THE REQUEST: Take the material and output all of it exactly.

DATASET:
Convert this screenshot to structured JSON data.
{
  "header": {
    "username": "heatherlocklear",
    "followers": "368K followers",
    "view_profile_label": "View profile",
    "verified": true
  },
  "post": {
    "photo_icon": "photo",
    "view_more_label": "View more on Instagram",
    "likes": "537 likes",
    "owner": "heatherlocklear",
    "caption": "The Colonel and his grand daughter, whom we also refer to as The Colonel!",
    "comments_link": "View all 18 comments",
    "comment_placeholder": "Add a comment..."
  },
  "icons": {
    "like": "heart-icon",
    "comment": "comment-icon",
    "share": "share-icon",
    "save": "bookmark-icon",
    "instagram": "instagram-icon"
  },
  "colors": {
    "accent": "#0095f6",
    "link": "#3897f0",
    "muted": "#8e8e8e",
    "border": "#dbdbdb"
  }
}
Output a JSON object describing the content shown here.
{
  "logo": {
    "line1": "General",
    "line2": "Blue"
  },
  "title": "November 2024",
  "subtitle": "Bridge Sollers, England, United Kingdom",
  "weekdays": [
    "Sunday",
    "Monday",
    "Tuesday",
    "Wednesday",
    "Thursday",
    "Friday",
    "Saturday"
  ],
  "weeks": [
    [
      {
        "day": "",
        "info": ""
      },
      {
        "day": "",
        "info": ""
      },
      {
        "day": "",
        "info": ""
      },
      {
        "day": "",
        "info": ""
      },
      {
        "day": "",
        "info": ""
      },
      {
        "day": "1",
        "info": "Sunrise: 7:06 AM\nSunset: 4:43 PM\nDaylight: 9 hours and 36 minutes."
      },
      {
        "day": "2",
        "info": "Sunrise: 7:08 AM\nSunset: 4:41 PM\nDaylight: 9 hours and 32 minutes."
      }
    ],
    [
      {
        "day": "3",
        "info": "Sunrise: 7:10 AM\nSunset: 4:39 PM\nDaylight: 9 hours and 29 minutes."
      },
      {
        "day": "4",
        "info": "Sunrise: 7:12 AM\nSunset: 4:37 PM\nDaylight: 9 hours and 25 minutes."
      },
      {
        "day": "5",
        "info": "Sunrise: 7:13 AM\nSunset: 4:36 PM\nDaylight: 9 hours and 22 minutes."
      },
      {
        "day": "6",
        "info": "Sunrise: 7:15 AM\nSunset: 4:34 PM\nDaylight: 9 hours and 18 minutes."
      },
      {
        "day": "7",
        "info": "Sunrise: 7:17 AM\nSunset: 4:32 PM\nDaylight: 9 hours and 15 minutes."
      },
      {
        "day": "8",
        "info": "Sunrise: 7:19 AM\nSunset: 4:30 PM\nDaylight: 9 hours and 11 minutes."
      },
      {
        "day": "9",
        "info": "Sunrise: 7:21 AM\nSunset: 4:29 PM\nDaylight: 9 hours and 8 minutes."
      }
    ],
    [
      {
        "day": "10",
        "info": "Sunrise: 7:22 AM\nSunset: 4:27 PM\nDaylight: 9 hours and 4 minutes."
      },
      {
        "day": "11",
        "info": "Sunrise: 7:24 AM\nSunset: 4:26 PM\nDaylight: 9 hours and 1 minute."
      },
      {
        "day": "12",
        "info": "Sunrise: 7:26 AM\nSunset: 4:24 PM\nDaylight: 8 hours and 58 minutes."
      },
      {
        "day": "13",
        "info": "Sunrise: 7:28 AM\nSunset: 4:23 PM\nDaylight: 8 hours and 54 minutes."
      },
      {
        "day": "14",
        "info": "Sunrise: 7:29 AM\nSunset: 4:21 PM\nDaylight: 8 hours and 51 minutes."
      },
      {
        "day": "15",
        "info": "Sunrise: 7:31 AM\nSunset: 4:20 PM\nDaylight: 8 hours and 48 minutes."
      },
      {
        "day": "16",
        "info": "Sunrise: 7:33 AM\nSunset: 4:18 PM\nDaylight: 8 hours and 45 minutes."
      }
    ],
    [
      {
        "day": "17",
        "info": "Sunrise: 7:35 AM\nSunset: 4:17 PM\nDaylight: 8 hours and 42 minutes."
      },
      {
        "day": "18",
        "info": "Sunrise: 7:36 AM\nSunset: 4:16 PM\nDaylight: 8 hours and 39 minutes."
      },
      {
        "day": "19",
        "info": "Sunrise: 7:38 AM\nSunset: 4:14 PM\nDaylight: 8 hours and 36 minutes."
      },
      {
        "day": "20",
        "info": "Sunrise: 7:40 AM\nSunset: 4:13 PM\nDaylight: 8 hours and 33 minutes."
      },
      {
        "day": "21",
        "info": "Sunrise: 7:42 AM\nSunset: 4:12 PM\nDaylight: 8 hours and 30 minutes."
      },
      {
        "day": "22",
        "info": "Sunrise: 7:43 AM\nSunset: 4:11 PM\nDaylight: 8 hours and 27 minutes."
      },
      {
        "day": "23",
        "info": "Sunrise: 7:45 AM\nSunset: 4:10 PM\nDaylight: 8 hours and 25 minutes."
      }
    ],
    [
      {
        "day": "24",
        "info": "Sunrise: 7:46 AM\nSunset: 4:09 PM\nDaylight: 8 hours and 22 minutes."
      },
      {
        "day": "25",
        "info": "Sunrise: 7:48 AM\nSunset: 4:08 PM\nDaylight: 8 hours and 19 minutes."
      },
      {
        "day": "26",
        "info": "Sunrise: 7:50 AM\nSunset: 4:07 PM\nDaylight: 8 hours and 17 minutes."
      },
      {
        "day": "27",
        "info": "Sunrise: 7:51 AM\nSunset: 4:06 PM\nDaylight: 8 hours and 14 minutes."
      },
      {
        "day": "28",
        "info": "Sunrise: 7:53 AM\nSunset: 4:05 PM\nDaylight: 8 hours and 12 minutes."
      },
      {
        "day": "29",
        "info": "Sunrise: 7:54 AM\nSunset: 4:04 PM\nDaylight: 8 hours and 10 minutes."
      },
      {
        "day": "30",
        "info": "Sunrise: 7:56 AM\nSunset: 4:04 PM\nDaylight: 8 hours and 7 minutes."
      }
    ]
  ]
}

RESULT BELOW:
Convert this screenshot to structured JSON data.
{
  "header": {
    "username": "heatherlocklear",
    "followers": "368K followers",
    "view_profile_label": "View profile",
    "verified": true
  },
  "post": {
    "photo_icon": "photo",
    "view_more_label": "View more on Instagram",
    "likes": "537 likes",
    "owner": "heatherlocklear",
    "caption": "The Colonel and his grand daughter, whom we also refer to as The Colonel!",
    "comments_link": "View all 18 comments",
    "comment_placeholder": "Add a comment..."
  },
  "icons": {
    "like": "heart-icon",
    "comment": "comment-icon",
    "share": "share-icon",
    "save": "bookmark-icon",
    "instagram": "instagram-icon"
  },
  "colors": {
    "accent": "#0095f6",
    "link": "#3897f0",
    "muted": "#8e8e8e",
    "border": "#dbdbdb"
  }
}
Output a JSON object describing the content shown here.
{
  "logo": {
    "line1": "General",
    "line2": "Blue"
  },
  "title": "November 2024",
  "subtitle": "Bridge Sollers, England, United Kingdom",
  "weekdays": [
    "Sunday",
    "Monday",
    "Tuesday",
    "Wednesday",
    "Thursday",
    "Friday",
    "Saturday"
  ],
  "weeks": [
    [
      {
        "day": "",
        "info": ""
      },
      {
        "day": "",
        "info": ""
      },
      {
        "day": "",
        "info": ""
      },
      {
        "day": "",
        "info": ""
      },
      {
        "day": "",
        "info": ""
      },
      {
        "day": "1",
        "info": "Sunrise: 7:06 AM\nSunset: 4:43 PM\nDaylight: 9 hours and 36 minutes."
      },
      {
        "day": "2",
        "info": "Sunrise: 7:08 AM\nSunset: 4:41 PM\nDaylight: 9 hours and 32 minutes."
      }
    ],
    [
      {
        "day": "3",
        "info": "Sunrise: 7:10 AM\nSunset: 4:39 PM\nDaylight: 9 hours and 29 minutes."
      },
      {
        "day": "4",
        "info": "Sunrise: 7:12 AM\nSunset: 4:37 PM\nDaylight: 9 hours and 25 minutes."
      },
      {
        "day": "5",
        "info": "Sunrise: 7:13 AM\nSunset: 4:36 PM\nDaylight: 9 hours and 22 minutes."
      },
      {
        "day": "6",
        "info": "Sunrise: 7:15 AM\nSunset: 4:34 PM\nDaylight: 9 hours and 18 minutes."
      },
      {
        "day": "7",
        "info": "Sunrise: 7:17 AM\nSunset: 4:32 PM\nDaylight: 9 hours and 15 minutes."
      },
      {
        "day": "8",
        "info": "Sunrise: 7:19 AM\nSunset: 4:30 PM\nDaylight: 9 hours and 11 minutes."
      },
      {
        "day": "9",
        "info": "Sunrise: 7:21 AM\nSunset: 4:29 PM\nDaylight: 9 hours and 8 minutes."
      }
    ],
    [
      {
        "day": "10",
        "info": "Sunrise: 7:22 AM\nSunset: 4:27 PM\nDaylight: 9 hours and 4 minutes."
      },
      {
        "day": "11",
        "info": "Sunrise: 7:24 AM\nSunset: 4:26 PM\nDaylight: 9 hours and 1 minute."
      },
      {
        "day": "12",
        "info": "Sunrise: 7:26 AM\nSunset: 4:24 PM\nDaylight: 8 hours and 58 minutes."
      },
      {
        "day": "13",
        "info": "Sunrise: 7:28 AM\nSunset: 4:23 PM\nDaylight: 8 hours and 54 minutes."
      },
      {
        "day": "14",
        "info": "Sunrise: 7:29 AM\nSunset: 4:21 PM\nDaylight: 8 hours and 51 minutes."
      },
      {
        "day": "15",
        "info": "Sunrise: 7:31 AM\nSunset: 4:20 PM\nDaylight: 8 hours and 48 minutes."
      },
      {
        "day": "16",
        "info": "Sunrise: 7:33 AM\nSunset: 4:18 PM\nDaylight: 8 hours and 45 minutes."
      }
    ],
    [
      {
        "day": "17",
        "info": "Sunrise: 7:35 AM\nSunset: 4:17 PM\nDaylight: 8 hours and 42 minutes."
      },
      {
        "day": "18",
        "info": "Sunrise: 7:36 AM\nSunset: 4:16 PM\nDaylight: 8 hours and 39 minutes."
      },
      {
        "day": "19",
        "info": "Sunrise: 7:38 AM\nSunset: 4:14 PM\nDaylight: 8 hours and 36 minutes."
      },
      {
        "day": "20",
        "info": "Sunrise: 7:40 AM\nSunset: 4:13 PM\nDaylight: 8 hours and 33 minutes."
      },
      {
        "day": "21",
        "info": "Sunrise: 7:42 AM\nSunset: 4:12 PM\nDaylight: 8 hours and 30 minutes."
      },
      {
        "day": "22",
        "info": "Sunrise: 7:43 AM\nSunset: 4:11 PM\nDaylight: 8 hours and 27 minutes."
      },
      {
        "day": "23",
        "info": "Sunrise: 7:45 AM\nSunset: 4:10 PM\nDaylight: 8 hours and 25 minutes."
      }
    ],
    [
      {
        "day": "24",
        "info": "Sunrise: 7:46 AM\nSunset: 4:09 PM\nDaylight: 8 hours and 22 minutes."
      },
      {
        "day": "25",
        "info": "Sunrise: 7:48 AM\nSunset: 4:08 PM\nDaylight: 8 hours and 19 minutes."
      },
      {
        "day": "26",
        "info": "Sunrise: 7:50 AM\nSunset: 4:07 PM\nDaylight: 8 hours and 17 minutes."
      },
      {
        "day": "27",
        "info": "Sunrise: 7:51 AM\nSunset: 4:06 PM\nDaylight: 8 hours and 14 minutes."
      },
      {
        "day": "28",
        "info": "Sunrise: 7:53 AM\nSunset: 4:05 PM\nDaylight: 8 hours and 12 minutes."
      },
      {
        "day": "29",
        "info": "Sunrise: 7:54 AM\nSunset: 4:04 PM\nDaylight: 8 hours and 10 minutes."
      },
      {
        "day": "30",
        "info": "Sunrise: 7:56 AM\nSunset: 4:04 PM\nDaylight: 8 hours and 7 minutes."
      }
    ]
  ]
}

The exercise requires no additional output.